─── Materials provided ───
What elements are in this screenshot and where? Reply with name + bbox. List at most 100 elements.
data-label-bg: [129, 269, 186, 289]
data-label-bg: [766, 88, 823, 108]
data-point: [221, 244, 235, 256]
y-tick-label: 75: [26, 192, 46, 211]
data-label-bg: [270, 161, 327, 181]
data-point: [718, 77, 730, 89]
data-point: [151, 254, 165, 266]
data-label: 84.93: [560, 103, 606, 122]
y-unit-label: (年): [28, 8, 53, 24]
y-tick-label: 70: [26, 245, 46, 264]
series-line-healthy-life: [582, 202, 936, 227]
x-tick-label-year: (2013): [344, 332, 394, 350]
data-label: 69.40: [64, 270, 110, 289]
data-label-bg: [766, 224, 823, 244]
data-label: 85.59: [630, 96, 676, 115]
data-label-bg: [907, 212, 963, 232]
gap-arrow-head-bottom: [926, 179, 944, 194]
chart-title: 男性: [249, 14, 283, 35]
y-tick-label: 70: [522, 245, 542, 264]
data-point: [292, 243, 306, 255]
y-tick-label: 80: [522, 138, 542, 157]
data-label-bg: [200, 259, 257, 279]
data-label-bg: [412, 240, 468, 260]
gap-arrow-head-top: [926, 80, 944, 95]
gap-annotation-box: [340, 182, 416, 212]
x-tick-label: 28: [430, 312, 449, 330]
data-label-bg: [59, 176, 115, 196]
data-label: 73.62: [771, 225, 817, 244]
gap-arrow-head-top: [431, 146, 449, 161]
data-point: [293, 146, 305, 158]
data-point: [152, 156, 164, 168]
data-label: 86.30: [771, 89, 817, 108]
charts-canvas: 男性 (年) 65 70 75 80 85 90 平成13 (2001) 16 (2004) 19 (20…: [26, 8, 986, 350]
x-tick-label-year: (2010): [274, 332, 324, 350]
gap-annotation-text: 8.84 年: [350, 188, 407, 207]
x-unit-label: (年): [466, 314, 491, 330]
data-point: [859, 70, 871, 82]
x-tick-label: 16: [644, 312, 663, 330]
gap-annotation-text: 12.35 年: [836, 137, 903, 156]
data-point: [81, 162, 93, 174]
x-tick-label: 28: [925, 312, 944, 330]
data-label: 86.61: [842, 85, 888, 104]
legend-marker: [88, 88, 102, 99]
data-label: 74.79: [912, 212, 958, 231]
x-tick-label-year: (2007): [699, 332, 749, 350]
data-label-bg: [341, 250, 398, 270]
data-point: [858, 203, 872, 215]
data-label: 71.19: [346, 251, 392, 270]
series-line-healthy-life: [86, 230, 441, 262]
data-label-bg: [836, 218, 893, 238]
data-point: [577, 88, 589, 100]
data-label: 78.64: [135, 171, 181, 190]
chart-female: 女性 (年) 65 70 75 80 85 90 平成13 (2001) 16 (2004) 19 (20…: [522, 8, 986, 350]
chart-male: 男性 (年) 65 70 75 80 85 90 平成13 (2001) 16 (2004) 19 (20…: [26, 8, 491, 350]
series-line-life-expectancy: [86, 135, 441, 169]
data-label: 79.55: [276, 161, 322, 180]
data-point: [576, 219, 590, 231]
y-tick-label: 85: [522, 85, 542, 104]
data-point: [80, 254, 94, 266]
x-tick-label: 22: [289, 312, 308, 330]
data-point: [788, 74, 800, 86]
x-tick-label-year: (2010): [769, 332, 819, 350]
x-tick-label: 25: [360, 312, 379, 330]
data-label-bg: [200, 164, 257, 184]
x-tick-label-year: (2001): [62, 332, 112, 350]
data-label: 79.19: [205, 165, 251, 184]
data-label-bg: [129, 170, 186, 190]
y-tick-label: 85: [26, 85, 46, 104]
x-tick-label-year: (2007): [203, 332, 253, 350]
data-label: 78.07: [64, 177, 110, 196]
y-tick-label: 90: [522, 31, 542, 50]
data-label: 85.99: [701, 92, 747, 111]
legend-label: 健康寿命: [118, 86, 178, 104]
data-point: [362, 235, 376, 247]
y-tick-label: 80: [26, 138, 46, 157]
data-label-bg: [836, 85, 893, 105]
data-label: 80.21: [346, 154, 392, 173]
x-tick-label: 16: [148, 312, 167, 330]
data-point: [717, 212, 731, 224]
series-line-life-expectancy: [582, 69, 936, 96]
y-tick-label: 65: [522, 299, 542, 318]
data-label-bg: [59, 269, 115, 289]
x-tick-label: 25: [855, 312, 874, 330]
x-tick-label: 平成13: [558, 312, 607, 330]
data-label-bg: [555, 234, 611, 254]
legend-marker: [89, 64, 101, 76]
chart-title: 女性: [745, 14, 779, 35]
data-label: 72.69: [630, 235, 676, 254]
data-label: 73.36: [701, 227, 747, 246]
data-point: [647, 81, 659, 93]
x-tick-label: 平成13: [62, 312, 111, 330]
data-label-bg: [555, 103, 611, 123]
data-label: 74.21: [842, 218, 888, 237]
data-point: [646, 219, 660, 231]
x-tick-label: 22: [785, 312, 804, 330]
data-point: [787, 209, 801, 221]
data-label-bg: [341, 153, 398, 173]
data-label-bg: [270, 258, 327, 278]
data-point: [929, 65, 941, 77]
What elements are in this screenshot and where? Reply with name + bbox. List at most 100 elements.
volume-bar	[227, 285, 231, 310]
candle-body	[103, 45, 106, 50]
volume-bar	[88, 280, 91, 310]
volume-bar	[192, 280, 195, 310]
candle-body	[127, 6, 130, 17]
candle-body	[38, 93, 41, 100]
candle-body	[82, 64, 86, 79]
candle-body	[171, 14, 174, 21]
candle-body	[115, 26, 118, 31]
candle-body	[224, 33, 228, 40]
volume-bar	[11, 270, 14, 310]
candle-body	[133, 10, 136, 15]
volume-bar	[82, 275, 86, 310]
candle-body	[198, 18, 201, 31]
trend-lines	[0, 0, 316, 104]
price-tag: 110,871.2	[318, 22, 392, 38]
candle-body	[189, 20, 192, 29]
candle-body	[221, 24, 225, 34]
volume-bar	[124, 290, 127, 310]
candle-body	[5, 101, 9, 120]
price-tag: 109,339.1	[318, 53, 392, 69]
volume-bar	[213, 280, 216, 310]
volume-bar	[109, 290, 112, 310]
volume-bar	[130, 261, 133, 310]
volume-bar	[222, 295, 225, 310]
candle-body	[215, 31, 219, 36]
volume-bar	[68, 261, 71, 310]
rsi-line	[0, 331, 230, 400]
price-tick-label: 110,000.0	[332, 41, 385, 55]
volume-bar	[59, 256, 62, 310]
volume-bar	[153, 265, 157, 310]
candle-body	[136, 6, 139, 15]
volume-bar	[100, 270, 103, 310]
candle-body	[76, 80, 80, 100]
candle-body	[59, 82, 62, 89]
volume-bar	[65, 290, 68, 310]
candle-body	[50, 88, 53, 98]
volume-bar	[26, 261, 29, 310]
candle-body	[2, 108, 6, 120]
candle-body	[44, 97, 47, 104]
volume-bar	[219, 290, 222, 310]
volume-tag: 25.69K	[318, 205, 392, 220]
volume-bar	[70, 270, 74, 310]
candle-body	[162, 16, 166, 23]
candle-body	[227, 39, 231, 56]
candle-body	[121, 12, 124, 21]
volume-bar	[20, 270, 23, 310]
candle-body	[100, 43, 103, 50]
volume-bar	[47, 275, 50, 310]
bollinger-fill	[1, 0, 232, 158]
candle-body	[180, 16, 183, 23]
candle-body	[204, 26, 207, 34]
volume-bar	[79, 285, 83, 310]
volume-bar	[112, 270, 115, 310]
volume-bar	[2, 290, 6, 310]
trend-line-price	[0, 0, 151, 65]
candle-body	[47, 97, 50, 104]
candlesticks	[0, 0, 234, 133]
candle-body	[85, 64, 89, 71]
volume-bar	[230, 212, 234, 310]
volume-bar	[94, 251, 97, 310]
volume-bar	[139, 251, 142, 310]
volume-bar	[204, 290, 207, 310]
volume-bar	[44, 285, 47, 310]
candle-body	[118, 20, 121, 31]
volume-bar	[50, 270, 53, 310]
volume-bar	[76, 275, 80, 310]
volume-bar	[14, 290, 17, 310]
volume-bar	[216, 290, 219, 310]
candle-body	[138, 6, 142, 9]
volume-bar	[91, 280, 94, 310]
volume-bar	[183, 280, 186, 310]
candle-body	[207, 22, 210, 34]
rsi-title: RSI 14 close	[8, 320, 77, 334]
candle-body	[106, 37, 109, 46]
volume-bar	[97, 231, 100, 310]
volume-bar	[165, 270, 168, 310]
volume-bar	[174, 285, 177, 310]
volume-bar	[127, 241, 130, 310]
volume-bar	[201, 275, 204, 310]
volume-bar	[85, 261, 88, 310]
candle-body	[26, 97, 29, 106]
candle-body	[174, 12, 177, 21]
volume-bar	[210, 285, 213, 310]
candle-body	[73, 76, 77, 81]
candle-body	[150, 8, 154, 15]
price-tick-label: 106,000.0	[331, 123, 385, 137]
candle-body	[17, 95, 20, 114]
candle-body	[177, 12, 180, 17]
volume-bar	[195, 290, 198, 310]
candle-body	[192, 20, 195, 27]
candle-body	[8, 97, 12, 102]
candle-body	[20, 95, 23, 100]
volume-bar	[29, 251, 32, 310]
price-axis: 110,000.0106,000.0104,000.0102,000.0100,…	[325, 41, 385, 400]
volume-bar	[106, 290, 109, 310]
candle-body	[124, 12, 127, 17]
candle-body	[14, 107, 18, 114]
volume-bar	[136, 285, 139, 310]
───
_Exercise directions_: Copy out, word for word, the part of the items that opens with the very first line and closes with the line containing "y-tick-label: 80: [522, 138, 542, 157]", including both of those lines.

_Full output_:
What elements are in this screenshot and where? Reply with name + bbox. List at most 100 elements.
data-label-bg: [129, 269, 186, 289]
data-label-bg: [766, 88, 823, 108]
data-point: [221, 244, 235, 256]
y-tick-label: 75: [26, 192, 46, 211]
data-label-bg: [270, 161, 327, 181]
data-point: [718, 77, 730, 89]
data-point: [151, 254, 165, 266]
data-label: 84.93: [560, 103, 606, 122]
y-unit-label: (年): [28, 8, 53, 24]
y-tick-label: 70: [26, 245, 46, 264]
series-line-healthy-life: [582, 202, 936, 227]
x-tick-label-year: (2013): [344, 332, 394, 350]
data-label: 69.40: [64, 270, 110, 289]
data-label-bg: [766, 224, 823, 244]
data-label: 85.59: [630, 96, 676, 115]
data-label-bg: [907, 212, 963, 232]
gap-arrow-head-bottom: [926, 179, 944, 194]
chart-title: 男性: [249, 14, 283, 35]
y-tick-label: 70: [522, 245, 542, 264]
data-point: [292, 243, 306, 255]
y-tick-label: 80: [522, 138, 542, 157]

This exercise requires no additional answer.